▼▼▼
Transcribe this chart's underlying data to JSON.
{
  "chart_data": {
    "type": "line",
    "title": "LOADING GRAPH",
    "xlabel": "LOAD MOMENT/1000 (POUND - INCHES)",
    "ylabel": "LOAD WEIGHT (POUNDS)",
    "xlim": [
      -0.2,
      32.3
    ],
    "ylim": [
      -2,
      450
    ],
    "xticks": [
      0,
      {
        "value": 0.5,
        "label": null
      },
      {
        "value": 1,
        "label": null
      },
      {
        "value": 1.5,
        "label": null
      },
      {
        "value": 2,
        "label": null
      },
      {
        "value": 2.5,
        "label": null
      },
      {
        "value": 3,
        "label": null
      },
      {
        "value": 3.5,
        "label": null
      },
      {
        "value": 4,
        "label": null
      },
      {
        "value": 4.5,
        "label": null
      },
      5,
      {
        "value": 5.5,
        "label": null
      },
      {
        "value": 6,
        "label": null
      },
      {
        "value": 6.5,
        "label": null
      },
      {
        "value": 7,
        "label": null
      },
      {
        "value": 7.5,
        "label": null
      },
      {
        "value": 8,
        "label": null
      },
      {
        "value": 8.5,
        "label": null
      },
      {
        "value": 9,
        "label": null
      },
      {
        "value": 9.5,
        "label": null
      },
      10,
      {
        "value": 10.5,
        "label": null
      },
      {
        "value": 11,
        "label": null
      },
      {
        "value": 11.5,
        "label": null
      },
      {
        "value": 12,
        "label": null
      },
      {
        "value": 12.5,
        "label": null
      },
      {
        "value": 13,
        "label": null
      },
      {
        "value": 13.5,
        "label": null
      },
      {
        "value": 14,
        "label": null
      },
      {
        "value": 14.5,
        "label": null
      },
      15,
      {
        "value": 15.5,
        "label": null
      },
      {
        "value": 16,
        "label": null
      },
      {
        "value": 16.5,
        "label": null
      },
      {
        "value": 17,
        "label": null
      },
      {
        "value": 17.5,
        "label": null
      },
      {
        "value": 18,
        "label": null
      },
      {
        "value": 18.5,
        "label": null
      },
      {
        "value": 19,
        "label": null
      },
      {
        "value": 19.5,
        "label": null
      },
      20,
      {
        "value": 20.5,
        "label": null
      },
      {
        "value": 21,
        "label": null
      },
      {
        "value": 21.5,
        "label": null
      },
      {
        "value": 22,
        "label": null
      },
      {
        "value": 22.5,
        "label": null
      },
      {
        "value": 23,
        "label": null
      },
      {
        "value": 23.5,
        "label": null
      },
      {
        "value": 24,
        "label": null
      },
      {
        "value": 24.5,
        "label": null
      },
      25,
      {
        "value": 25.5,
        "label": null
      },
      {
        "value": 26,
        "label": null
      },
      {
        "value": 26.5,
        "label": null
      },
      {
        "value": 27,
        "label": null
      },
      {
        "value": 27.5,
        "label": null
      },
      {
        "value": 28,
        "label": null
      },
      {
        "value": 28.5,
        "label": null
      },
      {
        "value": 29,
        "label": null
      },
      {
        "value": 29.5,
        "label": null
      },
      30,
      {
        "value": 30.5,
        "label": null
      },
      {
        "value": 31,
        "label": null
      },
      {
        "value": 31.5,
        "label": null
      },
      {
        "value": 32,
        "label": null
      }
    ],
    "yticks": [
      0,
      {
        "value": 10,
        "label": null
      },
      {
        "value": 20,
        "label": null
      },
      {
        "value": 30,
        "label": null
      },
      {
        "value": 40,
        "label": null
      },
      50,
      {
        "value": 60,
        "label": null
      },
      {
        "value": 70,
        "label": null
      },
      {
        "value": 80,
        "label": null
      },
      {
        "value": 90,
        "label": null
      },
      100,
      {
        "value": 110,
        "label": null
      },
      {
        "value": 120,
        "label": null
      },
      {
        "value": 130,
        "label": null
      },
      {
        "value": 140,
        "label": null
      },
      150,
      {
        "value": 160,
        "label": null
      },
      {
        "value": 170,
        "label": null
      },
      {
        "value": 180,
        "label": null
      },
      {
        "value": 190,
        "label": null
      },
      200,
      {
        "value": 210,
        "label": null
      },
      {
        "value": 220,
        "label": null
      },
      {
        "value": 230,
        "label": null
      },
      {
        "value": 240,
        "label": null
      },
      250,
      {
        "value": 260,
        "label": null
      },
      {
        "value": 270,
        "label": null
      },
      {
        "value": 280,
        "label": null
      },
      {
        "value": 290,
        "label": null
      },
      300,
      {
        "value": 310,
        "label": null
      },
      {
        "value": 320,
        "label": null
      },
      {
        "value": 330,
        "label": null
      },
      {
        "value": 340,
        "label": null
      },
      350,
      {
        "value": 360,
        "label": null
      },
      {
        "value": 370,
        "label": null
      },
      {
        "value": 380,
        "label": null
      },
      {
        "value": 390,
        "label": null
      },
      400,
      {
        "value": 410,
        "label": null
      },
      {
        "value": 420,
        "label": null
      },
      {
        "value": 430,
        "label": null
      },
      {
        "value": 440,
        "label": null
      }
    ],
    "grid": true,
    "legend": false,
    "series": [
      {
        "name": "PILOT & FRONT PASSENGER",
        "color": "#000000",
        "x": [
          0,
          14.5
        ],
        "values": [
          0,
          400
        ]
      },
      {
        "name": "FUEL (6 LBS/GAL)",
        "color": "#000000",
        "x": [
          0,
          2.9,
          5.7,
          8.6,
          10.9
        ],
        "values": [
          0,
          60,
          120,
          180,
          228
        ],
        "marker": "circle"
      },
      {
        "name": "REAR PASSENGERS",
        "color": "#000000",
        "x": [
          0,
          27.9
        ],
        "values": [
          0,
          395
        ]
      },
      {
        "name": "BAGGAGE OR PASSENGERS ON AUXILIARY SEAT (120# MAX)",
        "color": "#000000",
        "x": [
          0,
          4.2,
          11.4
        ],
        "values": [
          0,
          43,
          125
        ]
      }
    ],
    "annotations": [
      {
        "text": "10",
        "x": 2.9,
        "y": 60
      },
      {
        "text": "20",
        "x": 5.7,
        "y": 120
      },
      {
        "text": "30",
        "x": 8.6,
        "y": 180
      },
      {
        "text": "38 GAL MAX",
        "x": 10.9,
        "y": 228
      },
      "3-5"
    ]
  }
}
▲▲▲
PROBLEM STATEMENT –
Where a line holds the string "PASSENGERS", copy that line.

PROBLEM SOLUTION –
        "name": "REAR PASSENGERS",
        "name": "BAGGAGE OR PASSENGERS ON AUXILIARY SEAT (120# MAX)",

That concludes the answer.